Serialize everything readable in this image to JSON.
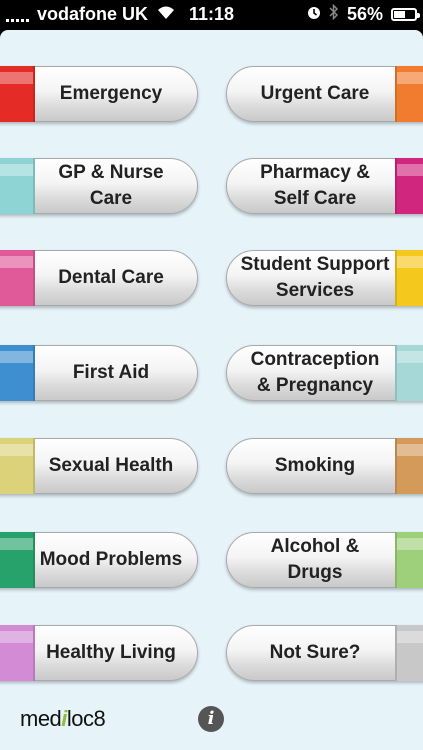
{
  "status_bar": {
    "carrier": "vodafone UK",
    "time": "11:18",
    "battery_percent": "56%",
    "battery_level": 0.56,
    "icons": [
      "signal-icon",
      "wifi-icon",
      "clock-icon",
      "bluetooth-icon",
      "battery-charging-icon"
    ]
  },
  "menu": {
    "left": [
      {
        "label": "Emergency",
        "color": "#e42b26"
      },
      {
        "label": "GP & Nurse\nCare",
        "color": "#8fd4d4"
      },
      {
        "label": "Dental Care",
        "color": "#e05a9a"
      },
      {
        "label": "First Aid",
        "color": "#3e8fd0"
      },
      {
        "label": "Sexual Health",
        "color": "#dcd27a"
      },
      {
        "label": "Mood Problems",
        "color": "#27a26a"
      },
      {
        "label": "Healthy Living",
        "color": "#d28bd4"
      }
    ],
    "right": [
      {
        "label": "Urgent Care",
        "color": "#f17b2e"
      },
      {
        "label": "Pharmacy &\nSelf Care",
        "color": "#d0267e"
      },
      {
        "label": "Student Support\nServices",
        "color": "#f5c81e"
      },
      {
        "label": "Contraception\n& Pregnancy",
        "color": "#a7d8d8"
      },
      {
        "label": "Smoking",
        "color": "#d39a5a"
      },
      {
        "label": "Alcohol &\nDrugs",
        "color": "#9ecf7a"
      },
      {
        "label": "Not Sure?",
        "color": "#c8c8c8"
      }
    ]
  },
  "footer": {
    "logo_prefix": "med",
    "logo_i": "i",
    "logo_suffix": "loc8",
    "info_icon": "i"
  }
}
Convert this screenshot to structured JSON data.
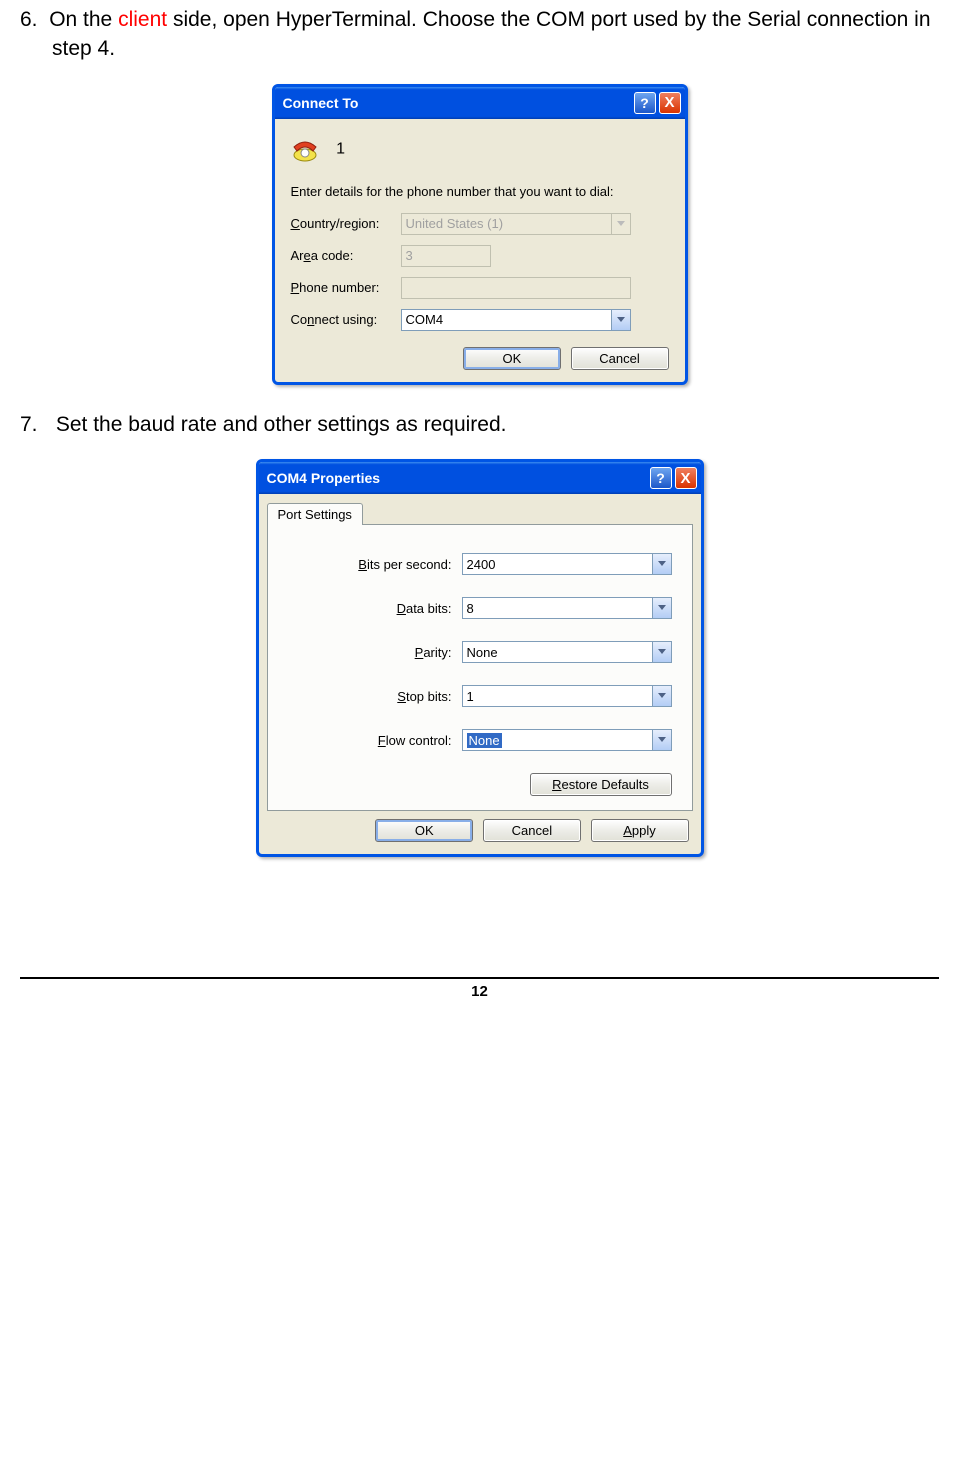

════════════════════

* [Exercise prompt] Go through the preceding material and copy each line that has the word "JSON".

* [Solution]
Serialize everything readable in this image to JSON.
Convert this screenshot to structured JSON data.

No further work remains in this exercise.